▶ _Material for this task_:
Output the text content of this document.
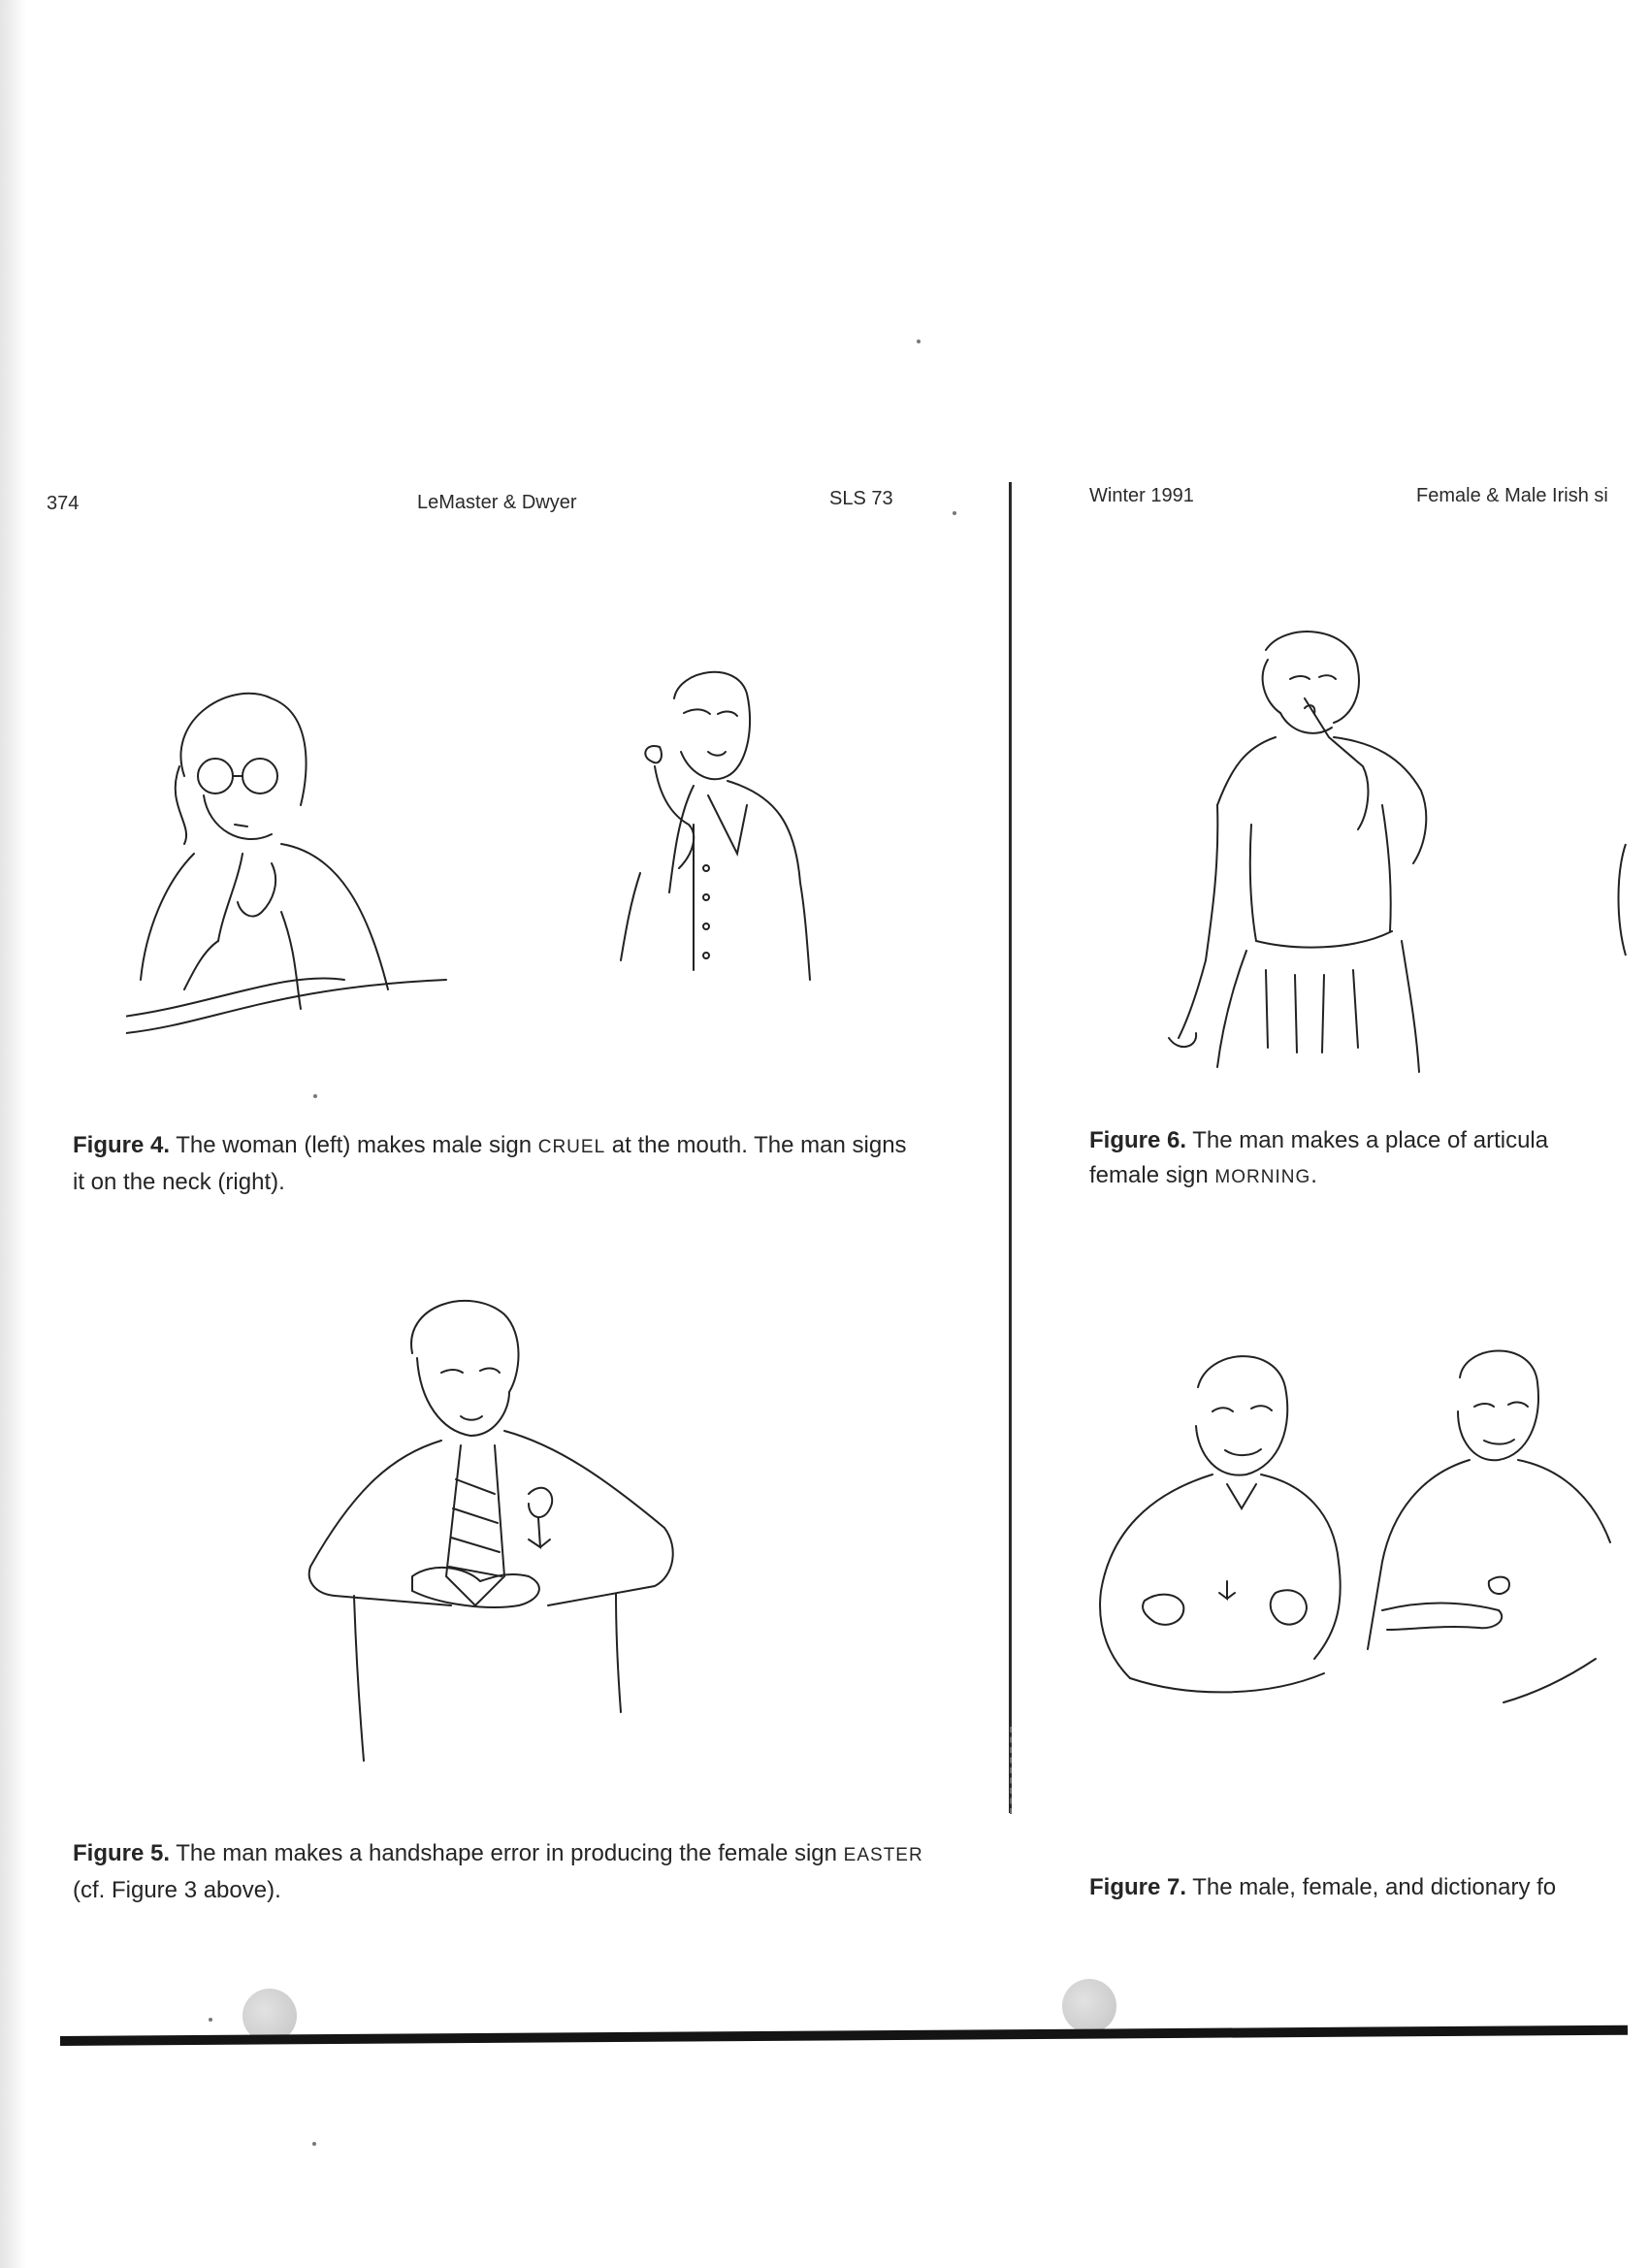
374	LeMaster & Dwyer	SLS 73	Winter 1991	Female & Male Irish si
Figure 4. The woman (left) makes male sign CRUEL at the mouth. The man signs it on the neck (right).
Figure 5. The man makes a handshape error in producing the female sign EASTER (cf. Figure 3 above).
Figure 6. The man makes a place of articula
female sign MORNING.
Figure 7. The male, female, and dictionary fo
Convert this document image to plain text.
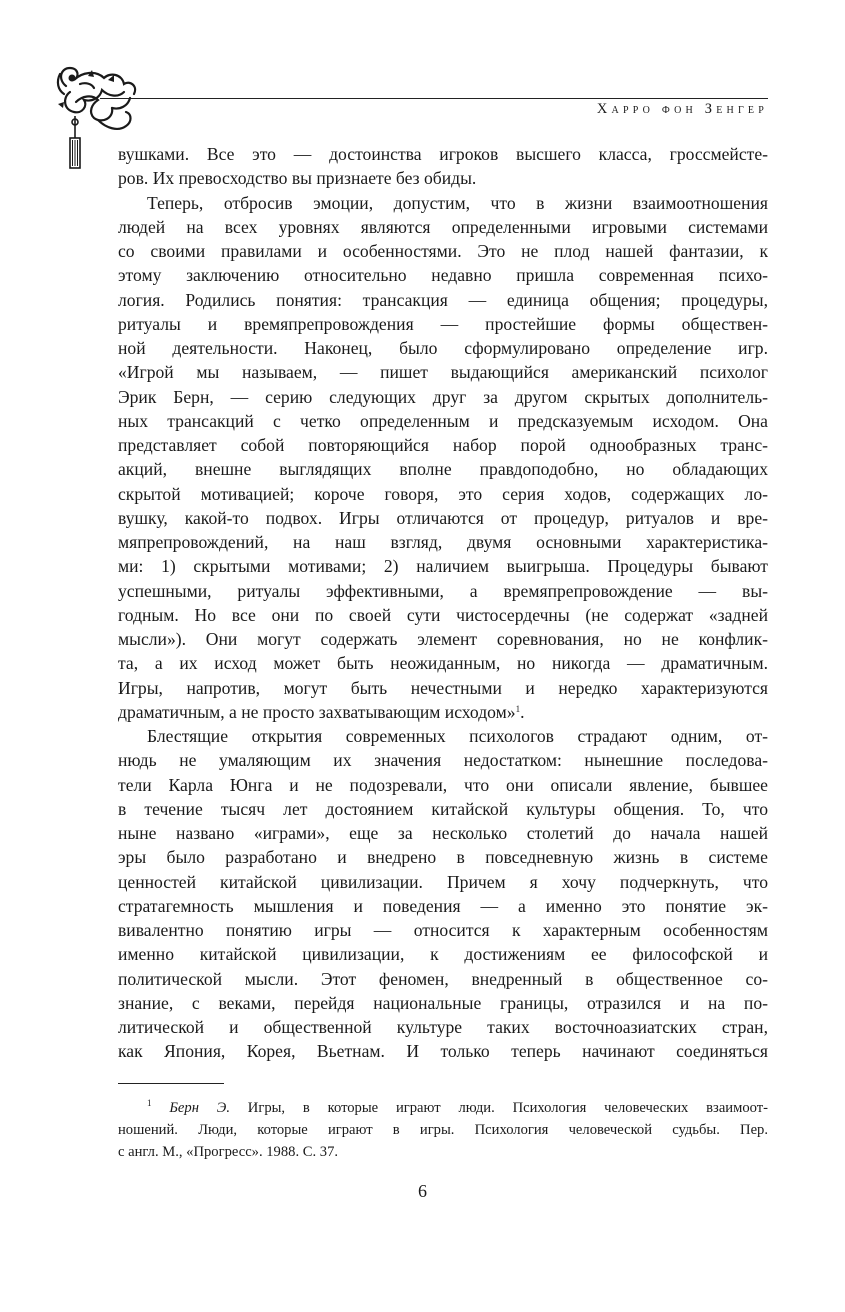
Харро фон Зенгер
вушками. Все это — достоинства игроков высшего класса, гроссмейсте-
ров. Их превосходство вы признаете без обиды.
Теперь, отбросив эмоции, допустим, что в жизни взаимоотношения
людей на всех уровнях являются определенными игровыми системами
со своими правилами и особенностями. Это не плод нашей фантазии, к
этому заключению относительно недавно пришла современная психо-
логия. Родились понятия: трансакция — единица общения; процедуры,
ритуалы и времяпрепровождения — простейшие формы обществен-
ной деятельности. Наконец, было сформулировано определение игр.
«Игрой мы называем, — пишет выдающийся американский психолог
Эрик Берн, — серию следующих друг за другом скрытых дополнитель-
ных трансакций с четко определенным и предсказуемым исходом. Она
представляет собой повторяющийся набор порой однообразных транс-
акций, внешне выглядящих вполне правдоподобно, но обладающих
скрытой мотивацией; короче говоря, это серия ходов, содержащих ло-
вушку, какой-то подвох. Игры отличаются от процедур, ритуалов и вре-
мяпрепровождений, на наш взгляд, двумя основными характеристика-
ми: 1) скрытыми мотивами; 2) наличием выигрыша. Процедуры бывают
успешными, ритуалы эффективными, а времяпрепровождение — вы-
годным. Но все они по своей сути чистосердечны (не содержат «задней
мысли»). Они могут содержать элемент соревнования, но не конфлик-
та, а их исход может быть неожиданным, но никогда — драматичным.
Игры, напротив, могут быть нечестными и нередко характеризуются
драматичным, а не просто захватывающим исходом»$^1$.
Блестящие открытия современных психологов страдают одним, от-
нюдь не умаляющим их значения недостатком: нынешние последова-
тели Карла Юнга и не подозревали, что они описали явление, бывшее
в течение тысяч лет достоянием китайской культуры общения. То, что
ныне названо «играми», еще за несколько столетий до начала нашей
эры было разработано и внедрено в повседневную жизнь в системе
ценностей китайской цивилизации. Причем я хочу подчеркнуть, что
стратагемность мышления и поведения — а именно это понятие эк-
вивалентно понятию игры — относится к характерным особенностям
именно китайской цивилизации, к достижениям ее философской и
политической мысли. Этот феномен, внедренный в общественное со-
знание, с веками, перейдя национальные границы, отразился и на по-
литической и общественной культуре таких восточноазиатских стран,
как Япония, Корея, Вьетнам. И только теперь начинают соединяться
$^1$ Берн Э. Игры, в которые играют люди. Психология человеческих взаимоот-
ношений. Люди, которые играют в игры. Психология человеческой судьбы. Пер.
с англ. М., «Прогресс». 1988. С. 37.
6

▶ _Stated problem_:
Tally how many lines of the records hold the word "именно". Answer with the number only.

▶ _Result of the exercise_:
2